Set problem: Transcribe the records below exactly, leaving out any pictures.

▬▬▬▬▬▬

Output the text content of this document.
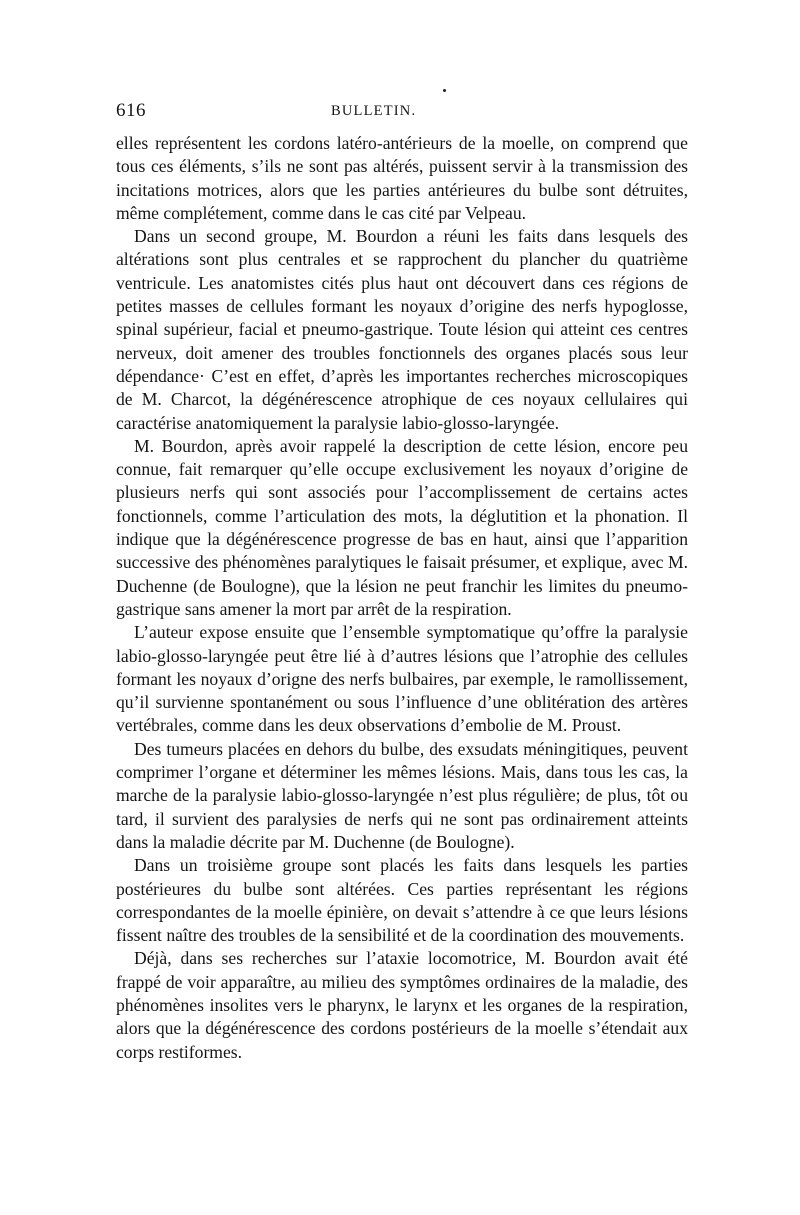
616	BULLETIN.

elles représentent les cordons latéro-antérieurs de la moelle, on comprend que tous ces éléments, s’ils ne sont pas altérés, puissent servir à la transmission des incitations motrices, alors que les parties antérieures du bulbe sont détruites, même complétement, comme dans le cas cité par Velpeau.

Dans un second groupe, M. Bourdon a réuni les faits dans lesquels des altérations sont plus centrales et se rapprochent du plancher du quatrième ventricule. Les anatomistes cités plus haut ont découvert dans ces régions de petites masses de cellules formant les noyaux d’origine des nerfs hypoglosse, spinal supérieur, facial et pneumo-gastrique. Toute lésion qui atteint ces centres nerveux, doit amener des troubles fonctionnels des organes placés sous leur dépendance· C’est en effet, d’après les importantes recherches microscopiques de M. Charcot, la dégénérescence atrophique de ces noyaux cellulaires qui caractérise anatomiquement la paralysie labio-glosso-laryngée.

M. Bourdon, après avoir rappelé la description de cette lésion, encore peu connue, fait remarquer qu’elle occupe exclusivement les noyaux d’origine de plusieurs nerfs qui sont associés pour l’accomplissement de certains actes fonctionnels, comme l’articulation des mots, la déglutition et la phonation. Il indique que la dégénérescence progresse de bas en haut, ainsi que l’apparition successive des phénomènes paralytiques le faisait présumer, et explique, avec M. Duchenne (de Boulogne), que la lésion ne peut franchir les limites du pneumo-gastrique sans amener la mort par arrêt de la respiration.

L’auteur expose ensuite que l’ensemble symptomatique qu’offre la paralysie labio-glosso-laryngée peut être lié à d’autres lésions que l’atrophie des cellules formant les noyaux d’origne des nerfs bulbaires, par exemple, le ramollissement, qu’il survienne spontanément ou sous l’influence d’une oblitération des artères vertébrales, comme dans les deux observations d’embolie de M. Proust.

Des tumeurs placées en dehors du bulbe, des exsudats méningitiques, peuvent comprimer l’organe et déterminer les mêmes lésions. Mais, dans tous les cas, la marche de la paralysie labio-glosso-laryngée n’est plus régulière; de plus, tôt ou tard, il survient des paralysies de nerfs qui ne sont pas ordinairement atteints dans la maladie décrite par M. Duchenne (de Boulogne).

Dans un troisième groupe sont placés les faits dans lesquels les parties postérieures du bulbe sont altérées. Ces parties représentant les régions correspondantes de la moelle épinière, on devait s’attendre à ce que leurs lésions fissent naître des troubles de la sensibilité et de la coordination des mouvements.

Déjà, dans ses recherches sur l’ataxie locomotrice, M. Bourdon avait été frappé de voir apparaître, au milieu des symptômes ordinaires de la maladie, des phénomènes insolites vers le pharynx, le larynx et les organes de la respiration, alors que la dégénérescence des cordons postérieurs de la moelle s’étendait aux corps restiformes.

▬▬▬▬▬▬

Written response:
Output the text content of this document.
616	BULLETIN.

elles représentent les cordons latéro-antérieurs de la moelle, on comprend que tous ces éléments, s’ils ne sont pas altérés, puissent servir à la transmission des incitations motrices, alors que les parties antérieures du bulbe sont détruites, même complétement, comme dans le cas cité par Velpeau.

Dans un second groupe, M. Bourdon a réuni les faits dans lesquels des altérations sont plus centrales et se rapprochent du plancher du quatrième ventricule. Les anatomistes cités plus haut ont découvert dans ces régions de petites masses de cellules formant les noyaux d’origine des nerfs hypoglosse, spinal supérieur, facial et pneumo-gastrique. Toute lésion qui atteint ces centres nerveux, doit amener des troubles fonctionnels des organes placés sous leur dépendance· C’est en effet, d’après les importantes recherches microscopiques de M. Charcot, la dégénérescence atrophique de ces noyaux cellulaires qui caractérise anatomiquement la paralysie labio-glosso-laryngée.

M. Bourdon, après avoir rappelé la description de cette lésion, encore peu connue, fait remarquer qu’elle occupe exclusivement les noyaux d’origine de plusieurs nerfs qui sont associés pour l’accomplissement de certains actes fonctionnels, comme l’articulation des mots, la déglutition et la phonation. Il indique que la dégénérescence progresse de bas en haut, ainsi que l’apparition successive des phénomènes paralytiques le faisait présumer, et explique, avec M. Duchenne (de Boulogne), que la lésion ne peut franchir les limites du pneumo-gastrique sans amener la mort par arrêt de la respiration.

L’auteur expose ensuite que l’ensemble symptomatique qu’offre la paralysie labio-glosso-laryngée peut être lié à d’autres lésions que l’atrophie des cellules formant les noyaux d’origne des nerfs bulbaires, par exemple, le ramollissement, qu’il survienne spontanément ou sous l’influence d’une oblitération des artères vertébrales, comme dans les deux observations d’embolie de M. Proust.

Des tumeurs placées en dehors du bulbe, des exsudats méningitiques, peuvent comprimer l’organe et déterminer les mêmes lésions. Mais, dans tous les cas, la marche de la paralysie labio-glosso-laryngée n’est plus régulière; de plus, tôt ou tard, il survient des paralysies de nerfs qui ne sont pas ordinairement atteints dans la maladie décrite par M. Duchenne (de Boulogne).

Dans un troisième groupe sont placés les faits dans lesquels les parties postérieures du bulbe sont altérées. Ces parties représentant les régions correspondantes de la moelle épinière, on devait s’attendre à ce que leurs lésions fissent naître des troubles de la sensibilité et de la coordination des mouvements.

Déjà, dans ses recherches sur l’ataxie locomotrice, M. Bourdon avait été frappé de voir apparaître, au milieu des symptômes ordinaires de la maladie, des phénomènes insolites vers le pharynx, le larynx et les organes de la respiration, alors que la dégénérescence des cordons postérieurs de la moelle s’étendait aux corps restiformes.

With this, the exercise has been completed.